╭─ Listed records

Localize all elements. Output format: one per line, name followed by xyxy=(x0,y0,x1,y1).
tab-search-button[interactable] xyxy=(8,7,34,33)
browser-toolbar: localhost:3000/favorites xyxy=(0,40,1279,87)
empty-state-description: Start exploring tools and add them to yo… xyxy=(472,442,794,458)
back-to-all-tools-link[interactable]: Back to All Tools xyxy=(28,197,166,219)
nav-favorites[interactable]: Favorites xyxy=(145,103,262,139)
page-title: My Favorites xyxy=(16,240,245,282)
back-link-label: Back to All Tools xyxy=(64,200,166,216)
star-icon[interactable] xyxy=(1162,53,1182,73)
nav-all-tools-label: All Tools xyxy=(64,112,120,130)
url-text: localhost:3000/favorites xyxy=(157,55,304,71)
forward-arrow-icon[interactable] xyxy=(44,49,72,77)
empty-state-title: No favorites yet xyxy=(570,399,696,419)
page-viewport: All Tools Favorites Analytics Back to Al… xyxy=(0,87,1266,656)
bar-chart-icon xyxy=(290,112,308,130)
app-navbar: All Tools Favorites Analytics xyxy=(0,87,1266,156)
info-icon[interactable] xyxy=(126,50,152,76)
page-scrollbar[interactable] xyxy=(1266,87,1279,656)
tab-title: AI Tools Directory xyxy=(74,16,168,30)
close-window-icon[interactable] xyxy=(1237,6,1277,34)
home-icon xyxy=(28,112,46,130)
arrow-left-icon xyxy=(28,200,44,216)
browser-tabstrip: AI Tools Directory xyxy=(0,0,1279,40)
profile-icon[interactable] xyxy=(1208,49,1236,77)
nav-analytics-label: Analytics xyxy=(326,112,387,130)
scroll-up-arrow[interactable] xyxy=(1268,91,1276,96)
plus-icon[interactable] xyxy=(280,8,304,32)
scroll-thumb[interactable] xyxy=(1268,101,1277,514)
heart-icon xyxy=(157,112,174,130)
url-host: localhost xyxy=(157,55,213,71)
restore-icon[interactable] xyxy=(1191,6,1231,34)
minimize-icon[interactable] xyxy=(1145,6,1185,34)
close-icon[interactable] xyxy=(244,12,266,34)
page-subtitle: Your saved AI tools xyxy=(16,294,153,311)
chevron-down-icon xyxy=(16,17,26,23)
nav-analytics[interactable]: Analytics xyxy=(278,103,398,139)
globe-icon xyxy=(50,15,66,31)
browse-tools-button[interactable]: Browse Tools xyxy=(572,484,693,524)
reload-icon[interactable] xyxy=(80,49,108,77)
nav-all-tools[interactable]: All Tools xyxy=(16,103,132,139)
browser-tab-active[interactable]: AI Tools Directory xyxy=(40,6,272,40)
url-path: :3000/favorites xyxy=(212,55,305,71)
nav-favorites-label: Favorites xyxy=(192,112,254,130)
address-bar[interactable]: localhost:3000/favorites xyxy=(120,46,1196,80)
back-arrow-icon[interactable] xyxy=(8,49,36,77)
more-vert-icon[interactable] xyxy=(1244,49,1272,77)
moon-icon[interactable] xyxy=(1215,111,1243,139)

╰─

Task statement ->
How many lines of the material contain the string "browser"? Reply with the number only.

Result of this exercise ->
3